THE RECORDS:
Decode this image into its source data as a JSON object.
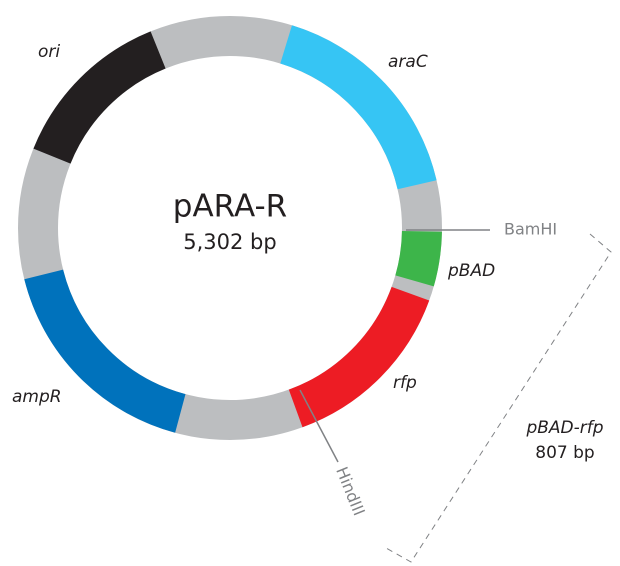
{
  "plasmid": {
    "name": "pARA-R",
    "size": "5,302 bp"
  },
  "features": [
    {
      "label": "ori"
    },
    {
      "label": "araC"
    },
    {
      "label": "pBAD"
    },
    {
      "label": "rfp"
    },
    {
      "label": "ampR"
    }
  ],
  "sites": [
    {
      "label": "BamHI"
    },
    {
      "label": "HindIII"
    }
  ],
  "insert": {
    "label": "pBAD-rfp",
    "size": "807 bp"
  }
}
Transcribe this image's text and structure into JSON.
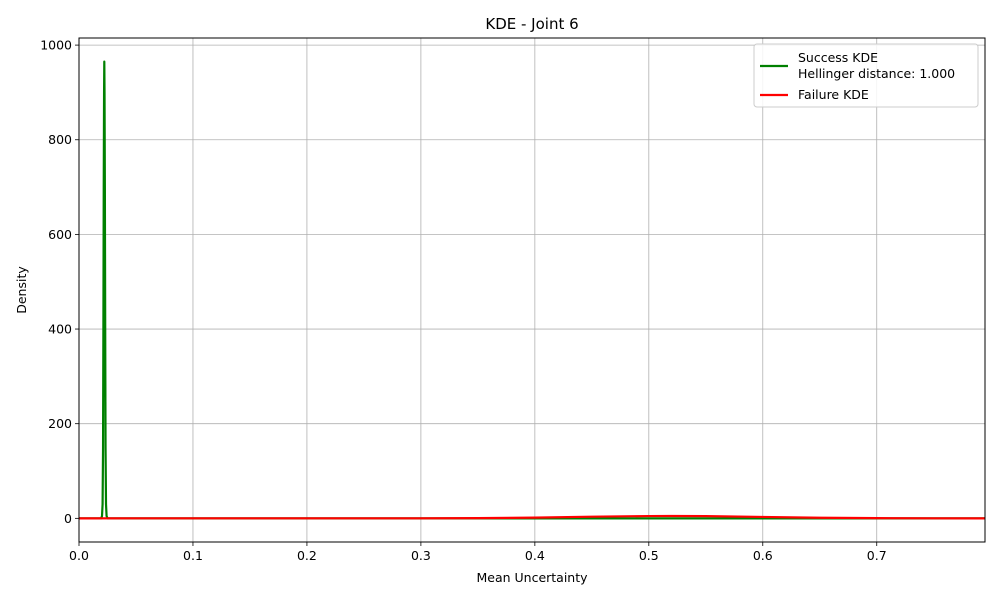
{
  "chart_data": {
    "type": "line",
    "title": "KDE - Joint 6",
    "xlabel": "Mean Uncertainty",
    "ylabel": "Density",
    "xlim": [
      0.0,
      0.795
    ],
    "ylim": [
      -50,
      1015
    ],
    "xticks": [
      0.0,
      0.1,
      0.2,
      0.3,
      0.4,
      0.5,
      0.6,
      0.7
    ],
    "xtick_labels": [
      "0.0",
      "0.1",
      "0.2",
      "0.3",
      "0.4",
      "0.5",
      "0.6",
      "0.7"
    ],
    "yticks": [
      0,
      200,
      400,
      600,
      800,
      1000
    ],
    "ytick_labels": [
      "0",
      "200",
      "400",
      "600",
      "800",
      "1000"
    ],
    "grid": true,
    "legend_position": "top-right",
    "series": [
      {
        "name": "Success KDE\nHellinger distance: 1.000",
        "legend_lines": [
          "Success KDE",
          "Hellinger distance: 1.000"
        ],
        "color": "#008000",
        "x": [
          0.0,
          0.0195,
          0.0202,
          0.0207,
          0.0211,
          0.0214,
          0.0217,
          0.022,
          0.0222,
          0.0224,
          0.0227,
          0.023,
          0.0233,
          0.0237,
          0.0242,
          0.025,
          0.03,
          0.795
        ],
        "y": [
          0,
          0,
          5,
          30,
          150,
          400,
          700,
          900,
          965,
          900,
          700,
          400,
          150,
          30,
          5,
          0,
          0,
          0
        ]
      },
      {
        "name": "Failure KDE",
        "legend_lines": [
          "Failure KDE"
        ],
        "color": "#ff0000",
        "x": [
          0.0,
          0.3,
          0.35,
          0.4,
          0.45,
          0.5,
          0.52,
          0.55,
          0.6,
          0.65,
          0.7,
          0.75,
          0.795
        ],
        "y": [
          0,
          0.1,
          0.5,
          1.5,
          3.5,
          4.8,
          5.0,
          4.6,
          3.0,
          1.2,
          0.4,
          0.1,
          0
        ]
      }
    ]
  }
}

EXERCISE INSTRUCTIONS: Transcribe the material exactly, and leave out whatever pictures it holds.

WORKED ANSWER:
Decode this image into its source data as a JSON object.
{
  "plasmid": {
    "name": "pARA-R",
    "size": "5,302 bp"
  },
  "features": [
    {
      "label": "ori"
    },
    {
      "label": "araC"
    },
    {
      "label": "pBAD"
    },
    {
      "label": "rfp"
    },
    {
      "label": "ampR"
    }
  ],
  "sites": [
    {
      "label": "BamHI"
    },
    {
      "label": "HindIII"
    }
  ],
  "insert": {
    "label": "pBAD-rfp",
    "size": "807 bp"
  }
}
Transcribe this image's text and structure into JSON.
{
  "chart_data": {
    "type": "line",
    "title": "KDE - Joint 6",
    "xlabel": "Mean Uncertainty",
    "ylabel": "Density",
    "xlim": [
      0.0,
      0.795
    ],
    "ylim": [
      -50,
      1015
    ],
    "xticks": [
      0.0,
      0.1,
      0.2,
      0.3,
      0.4,
      0.5,
      0.6,
      0.7
    ],
    "xtick_labels": [
      "0.0",
      "0.1",
      "0.2",
      "0.3",
      "0.4",
      "0.5",
      "0.6",
      "0.7"
    ],
    "yticks": [
      0,
      200,
      400,
      600,
      800,
      1000
    ],
    "ytick_labels": [
      "0",
      "200",
      "400",
      "600",
      "800",
      "1000"
    ],
    "grid": true,
    "legend_position": "top-right",
    "series": [
      {
        "name": "Success KDE\nHellinger distance: 1.000",
        "legend_lines": [
          "Success KDE",
          "Hellinger distance: 1.000"
        ],
        "color": "#008000",
        "x": [
          0.0,
          0.0195,
          0.0202,
          0.0207,
          0.0211,
          0.0214,
          0.0217,
          0.022,
          0.0222,
          0.0224,
          0.0227,
          0.023,
          0.0233,
          0.0237,
          0.0242,
          0.025,
          0.03,
          0.795
        ],
        "y": [
          0,
          0,
          5,
          30,
          150,
          400,
          700,
          900,
          965,
          900,
          700,
          400,
          150,
          30,
          5,
          0,
          0,
          0
        ]
      },
      {
        "name": "Failure KDE",
        "legend_lines": [
          "Failure KDE"
        ],
        "color": "#ff0000",
        "x": [
          0.0,
          0.3,
          0.35,
          0.4,
          0.45,
          0.5,
          0.52,
          0.55,
          0.6,
          0.65,
          0.7,
          0.75,
          0.795
        ],
        "y": [
          0,
          0.1,
          0.5,
          1.5,
          3.5,
          4.8,
          5.0,
          4.6,
          3.0,
          1.2,
          0.4,
          0.1,
          0
        ]
      }
    ]
  }
}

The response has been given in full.